:: TASK INPUTS

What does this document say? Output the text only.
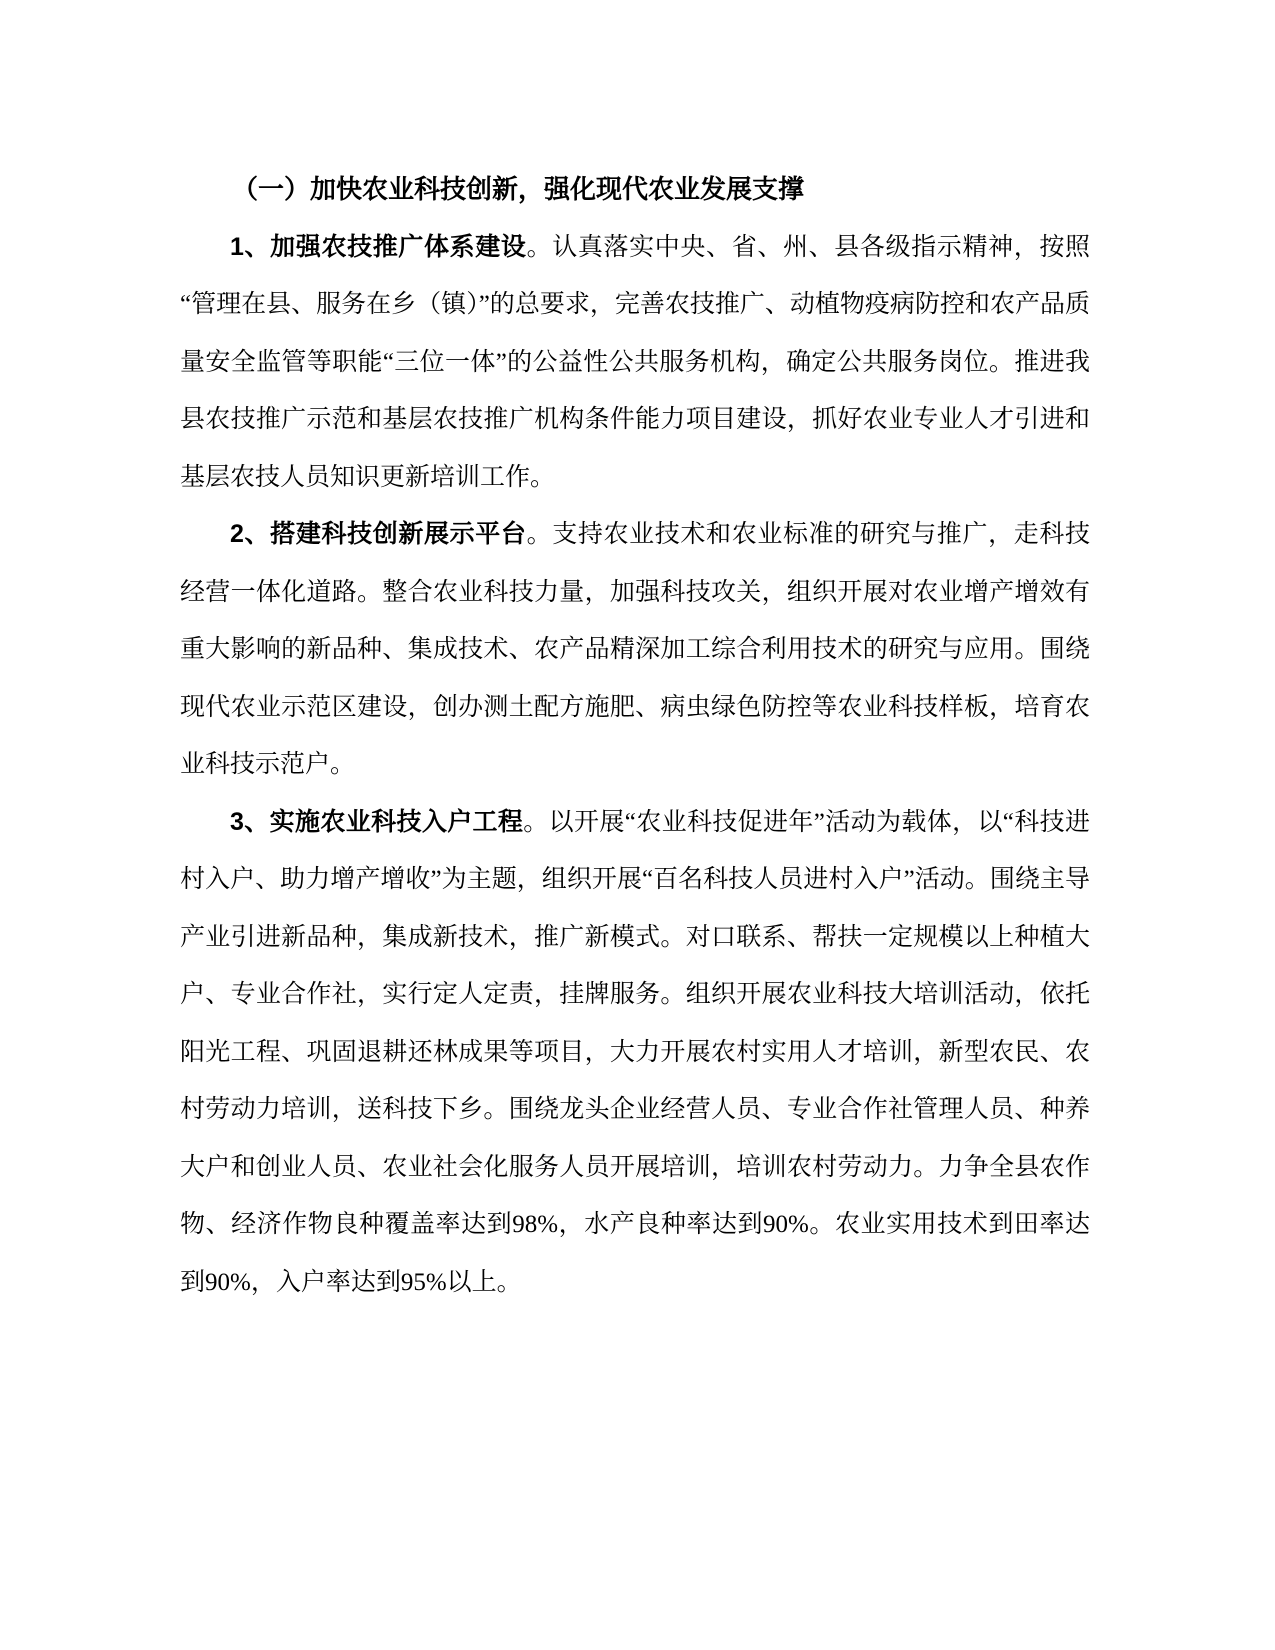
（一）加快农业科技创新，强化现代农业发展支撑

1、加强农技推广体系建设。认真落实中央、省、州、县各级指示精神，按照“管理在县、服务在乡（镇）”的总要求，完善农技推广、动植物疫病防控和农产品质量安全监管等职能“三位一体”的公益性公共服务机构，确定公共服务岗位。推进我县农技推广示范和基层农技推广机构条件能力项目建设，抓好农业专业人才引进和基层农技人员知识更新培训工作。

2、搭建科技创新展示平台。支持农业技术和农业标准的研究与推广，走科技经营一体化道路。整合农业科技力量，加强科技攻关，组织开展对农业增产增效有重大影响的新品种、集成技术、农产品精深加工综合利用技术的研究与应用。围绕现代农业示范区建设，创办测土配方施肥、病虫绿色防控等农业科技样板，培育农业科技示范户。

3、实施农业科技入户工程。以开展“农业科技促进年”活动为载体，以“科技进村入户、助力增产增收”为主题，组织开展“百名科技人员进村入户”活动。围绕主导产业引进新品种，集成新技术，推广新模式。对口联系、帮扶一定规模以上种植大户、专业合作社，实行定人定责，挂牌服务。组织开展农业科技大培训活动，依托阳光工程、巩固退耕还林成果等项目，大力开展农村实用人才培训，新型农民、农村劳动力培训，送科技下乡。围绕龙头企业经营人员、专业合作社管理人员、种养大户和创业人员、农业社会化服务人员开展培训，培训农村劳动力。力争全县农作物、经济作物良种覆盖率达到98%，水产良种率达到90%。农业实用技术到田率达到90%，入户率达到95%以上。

::::

REQUIRED TASK:
Leave out the pictures, and give all the records again exactly.

SOLUTION TO THE PROBLEM:
What does this document say? Output the text only.
（一）加快农业科技创新，强化现代农业发展支撑

1、加强农技推广体系建设。认真落实中央、省、州、县各级指示精神，按照“管理在县、服务在乡（镇）”的总要求，完善农技推广、动植物疫病防控和农产品质量安全监管等职能“三位一体”的公益性公共服务机构，确定公共服务岗位。推进我县农技推广示范和基层农技推广机构条件能力项目建设，抓好农业专业人才引进和基层农技人员知识更新培训工作。

2、搭建科技创新展示平台。支持农业技术和农业标准的研究与推广，走科技经营一体化道路。整合农业科技力量，加强科技攻关，组织开展对农业增产增效有重大影响的新品种、集成技术、农产品精深加工综合利用技术的研究与应用。围绕现代农业示范区建设，创办测土配方施肥、病虫绿色防控等农业科技样板，培育农业科技示范户。

3、实施农业科技入户工程。以开展“农业科技促进年”活动为载体，以“科技进村入户、助力增产增收”为主题，组织开展“百名科技人员进村入户”活动。围绕主导产业引进新品种，集成新技术，推广新模式。对口联系、帮扶一定规模以上种植大户、专业合作社，实行定人定责，挂牌服务。组织开展农业科技大培训活动，依托阳光工程、巩固退耕还林成果等项目，大力开展农村实用人才培训，新型农民、农村劳动力培训，送科技下乡。围绕龙头企业经营人员、专业合作社管理人员、种养大户和创业人员、农业社会化服务人员开展培训，培训农村劳动力。力争全县农作物、经济作物良种覆盖率达到98%，水产良种率达到90%。农业实用技术到田率达到90%，入户率达到95%以上。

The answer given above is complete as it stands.